DESCRIPTION OF THE TASK: All records below must be retyped exactly.

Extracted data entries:
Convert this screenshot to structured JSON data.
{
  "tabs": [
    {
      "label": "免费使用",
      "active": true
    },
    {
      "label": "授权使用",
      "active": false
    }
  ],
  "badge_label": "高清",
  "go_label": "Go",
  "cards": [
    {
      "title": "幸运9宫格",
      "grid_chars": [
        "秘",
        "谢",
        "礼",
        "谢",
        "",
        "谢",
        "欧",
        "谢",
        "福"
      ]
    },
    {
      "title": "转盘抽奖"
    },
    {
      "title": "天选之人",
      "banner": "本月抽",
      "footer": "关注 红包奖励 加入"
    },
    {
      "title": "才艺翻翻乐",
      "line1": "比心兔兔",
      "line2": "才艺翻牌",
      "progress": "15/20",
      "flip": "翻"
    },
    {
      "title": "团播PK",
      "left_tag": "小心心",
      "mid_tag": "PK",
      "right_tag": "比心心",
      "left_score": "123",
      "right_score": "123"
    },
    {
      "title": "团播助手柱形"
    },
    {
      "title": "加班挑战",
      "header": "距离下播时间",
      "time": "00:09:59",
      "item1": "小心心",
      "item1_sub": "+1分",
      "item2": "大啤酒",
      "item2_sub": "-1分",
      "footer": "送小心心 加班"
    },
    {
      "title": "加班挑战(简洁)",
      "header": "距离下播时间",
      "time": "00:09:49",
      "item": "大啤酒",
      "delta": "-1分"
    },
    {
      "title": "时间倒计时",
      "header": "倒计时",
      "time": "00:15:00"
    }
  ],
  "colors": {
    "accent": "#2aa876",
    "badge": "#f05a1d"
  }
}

TASK OUTPUT:
Convert this screenshot to structured JSON data.
{
  "tabs": [
    {
      "label": "免费使用",
      "active": true
    },
    {
      "label": "授权使用",
      "active": false
    }
  ],
  "badge_label": "高清",
  "go_label": "Go",
  "cards": [
    {
      "title": "幸运9宫格",
      "grid_chars": [
        "秘",
        "谢",
        "礼",
        "谢",
        "",
        "谢",
        "欧",
        "谢",
        "福"
      ]
    },
    {
      "title": "转盘抽奖"
    },
    {
      "title": "天选之人",
      "banner": "本月抽",
      "footer": "关注 红包奖励 加入"
    },
    {
      "title": "才艺翻翻乐",
      "line1": "比心兔兔",
      "line2": "才艺翻牌",
      "progress": "15/20",
      "flip": "翻"
    },
    {
      "title": "团播PK",
      "left_tag": "小心心",
      "mid_tag": "PK",
      "right_tag": "比心心",
      "left_score": "123",
      "right_score": "123"
    },
    {
      "title": "团播助手柱形"
    },
    {
      "title": "加班挑战",
      "header": "距离下播时间",
      "time": "00:09:59",
      "item1": "小心心",
      "item1_sub": "+1分",
      "item2": "大啤酒",
      "item2_sub": "-1分",
      "footer": "送小心心 加班"
    },
    {
      "title": "加班挑战(简洁)",
      "header": "距离下播时间",
      "time": "00:09:49",
      "item": "大啤酒",
      "delta": "-1分"
    },
    {
      "title": "时间倒计时",
      "header": "倒计时",
      "time": "00:15:00"
    }
  ],
  "colors": {
    "accent": "#2aa876",
    "badge": "#f05a1d"
  }
}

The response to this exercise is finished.